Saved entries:

# # # #

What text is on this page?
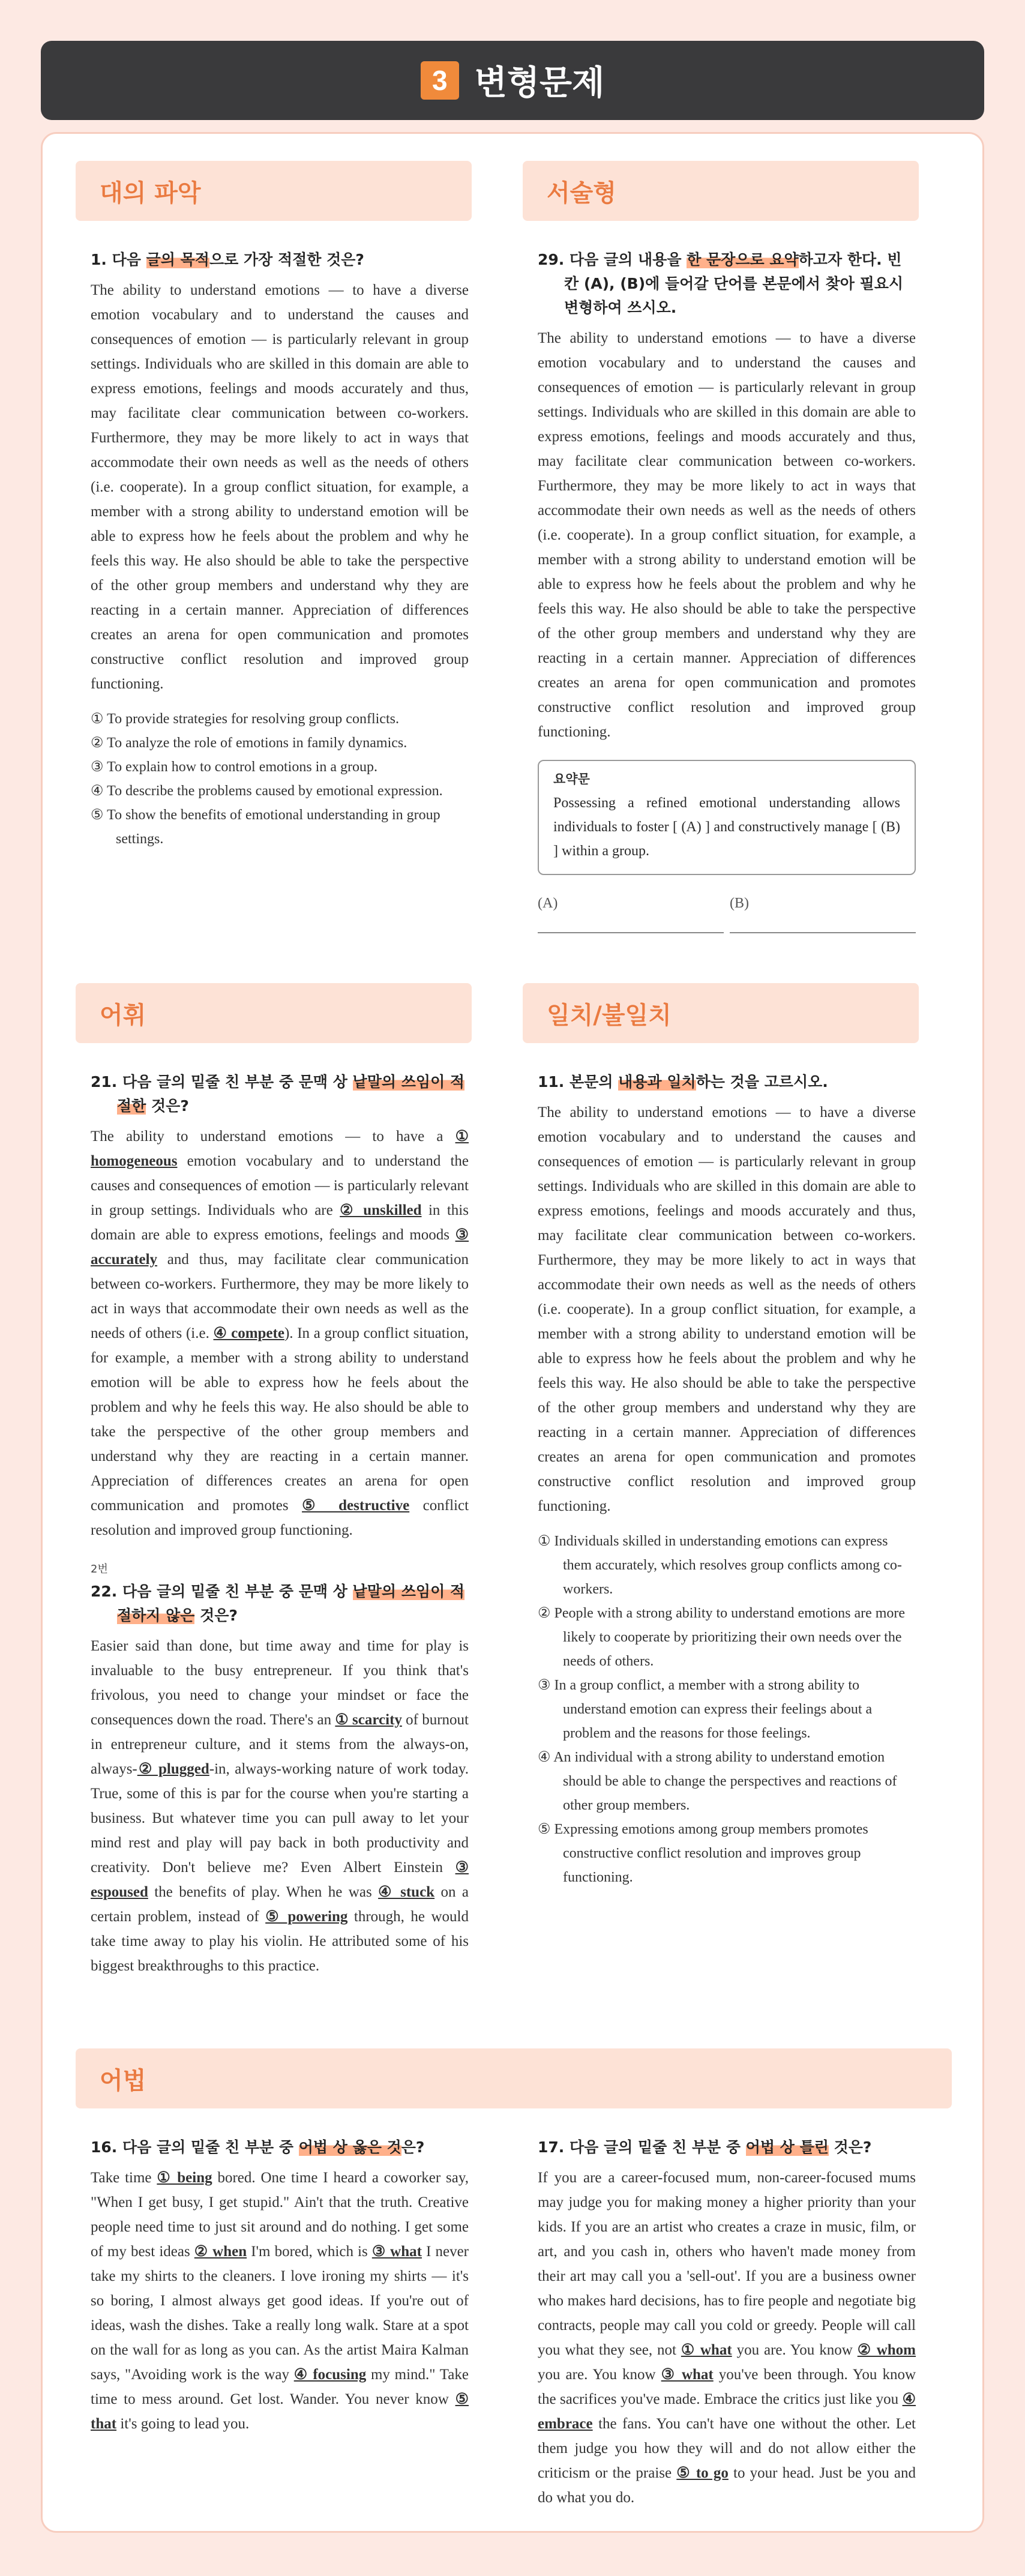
3 변형문제
대의 파악	서술형

1. 다음 글의 목적으로 가장 적절한 것은?

The ability to understand emotions — to have a diverse emotion vocabulary and to understand the causes and consequences of emotion — is particularly relevant in group settings. Individuals who are skilled in this domain are able to express emotions, feelings and moods accurately and thus, may facilitate clear communication between co-workers. Furthermore, they may be more likely to act in ways that accommodate their own needs as well as the needs of others (i.e. cooperate). In a group conflict situation, for example, a member with a strong ability to understand emotion will be able to express how he feels about the problem and why he feels this way. He also should be able to take the perspective of the other group members and understand why they are reacting in a certain manner. Appreciation of differences creates an arena for open communication and promotes constructive conflict resolution and improved group functioning.

① To provide strategies for resolving group conflicts.
② To analyze the role of emotions in family dynamics.
③ To explain how to control emotions in a group.
④ To describe the problems caused by emotional expression.
⑤ To show the benefits of emotional understanding in group settings.

29. 다음 글의 내용을 한 문장으로 요약하고자 한다. 빈칸 (A), (B)에 들어갈 단어를 본문에서 찾아 필요시 변형하여 쓰시오.

The ability to understand emotions — to have a diverse emotion vocabulary and to understand the causes and consequences of emotion — is particularly relevant in group settings. Individuals who are skilled in this domain are able to express emotions, feelings and moods accurately and thus, may facilitate clear communication between co-workers. Furthermore, they may be more likely to act in ways that accommodate their own needs as well as the needs of others (i.e. cooperate). In a group conflict situation, for example, a member with a strong ability to understand emotion will be able to express how he feels about the problem and why he feels this way. He also should be able to take the perspective of the other group members and understand why they are reacting in a certain manner. Appreciation of differences creates an arena for open communication and promotes constructive conflict resolution and improved group functioning.

요약문
Possessing a refined emotional understanding allows individuals to foster [ (A) ] and constructively manage [ (B) ] within a group.
(A)	(B)
어휘	일치/불일치

21. 다음 글의 밑줄 친 부분 중 문맥 상 낱말의 쓰임이 적절한 것은?

The ability to understand emotions — to have a ① homogeneous emotion vocabulary and to understand the causes and consequences of emotion — is particularly relevant in group settings. Individuals who are ② unskilled in this domain are able to express emotions, feelings and moods ③ accurately and thus, may facilitate clear communication between co-workers. Furthermore, they may be more likely to act in ways that accommodate their own needs as well as the needs of others (i.e. ④ compete). In a group conflict situation, for example, a member with a strong ability to understand emotion will be able to express how he feels about the problem and why he feels this way. He also should be able to take the perspective of the other group members and understand why they are reacting in a certain manner. Appreciation of differences creates an arena for open communication and promotes ⑤ destructive conflict resolution and improved group functioning.

2번

22. 다음 글의 밑줄 친 부분 중 문맥 상 낱말의 쓰임이 적절하지 않은 것은?

Easier said than done, but time away and time for play is invaluable to the busy entrepreneur. If you think that's frivolous, you need to change your mindset or face the consequences down the road. There's an ① scarcity of burnout in entrepreneur culture, and it stems from the always-on, always-② plugged-in, always-working nature of work today. True, some of this is par for the course when you're starting a business. But whatever time you can pull away to let your mind rest and play will pay back in both productivity and creativity. Don't believe me? Even Albert Einstein ③ espoused the benefits of play. When he was ④ stuck on a certain problem, instead of ⑤ powering through, he would take time away to play his violin. He attributed some of his biggest breakthroughs to this practice.

11. 본문의 내용과 일치하는 것을 고르시오.

The ability to understand emotions — to have a diverse emotion vocabulary and to understand the causes and consequences of emotion — is particularly relevant in group settings. Individuals who are skilled in this domain are able to express emotions, feelings and moods accurately and thus, may facilitate clear communication between co-workers. Furthermore, they may be more likely to act in ways that accommodate their own needs as well as the needs of others (i.e. cooperate). In a group conflict situation, for example, a member with a strong ability to understand emotion will be able to express how he feels about the problem and why he feels this way. He also should be able to take the perspective of the other group members and understand why they are reacting in a certain manner. Appreciation of differences creates an arena for open communication and promotes constructive conflict resolution and improved group functioning.

① Individuals skilled in understanding emotions can express them accurately, which resolves group conflicts among co-workers.
② People with a strong ability to understand emotions are more likely to cooperate by prioritizing their own needs over the needs of others.
③ In a group conflict, a member with a strong ability to understand emotion can express their feelings about a problem and the reasons for those feelings.
④ An individual with a strong ability to understand emotion should be able to change the perspectives and reactions of other group members.
⑤ Expressing emotions among group members promotes constructive conflict resolution and improves group functioning.
어법

16. 다음 글의 밑줄 친 부분 중 어법 상 옳은 것은?

Take time ① being bored. One time I heard a coworker say, "When I get busy, I get stupid." Ain't that the truth. Creative people need time to just sit around and do nothing. I get some of my best ideas ② when I'm bored, which is ③ what I never take my shirts to the cleaners. I love ironing my shirts — it's so boring, I almost always get good ideas. If you're out of ideas, wash the dishes. Take a really long walk. Stare at a spot on the wall for as long as you can. As the artist Maira Kalman says, "Avoiding work is the way ④ focusing my mind." Take time to mess around. Get lost. Wander. You never know ⑤ that it's going to lead you.

17. 다음 글의 밑줄 친 부분 중 어법 상 틀린 것은?

If you are a career-focused mum, non-career-focused mums may judge you for making money a higher priority than your kids. If you are an artist who creates a craze in music, film, or art, and you cash in, others who haven't made money from their art may call you a 'sell-out'. If you are a business owner who makes hard decisions, has to fire people and negotiate big contracts, people may call you cold or greedy. People will call you what they see, not ① what you are. You know ② whom you are. You know ③ what you've been through. You know the sacrifices you've made. Embrace the critics just like you ④ embrace the fans. You can't have one without the other. Let them judge you how they will and do not allow either the criticism or the praise ⑤ to go to your head. Just be you and do what you do.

# # # #

- _What you are asked to do_
Going through the records above, state how many lines carry "which", with no other text.

- _Answer for the task_
2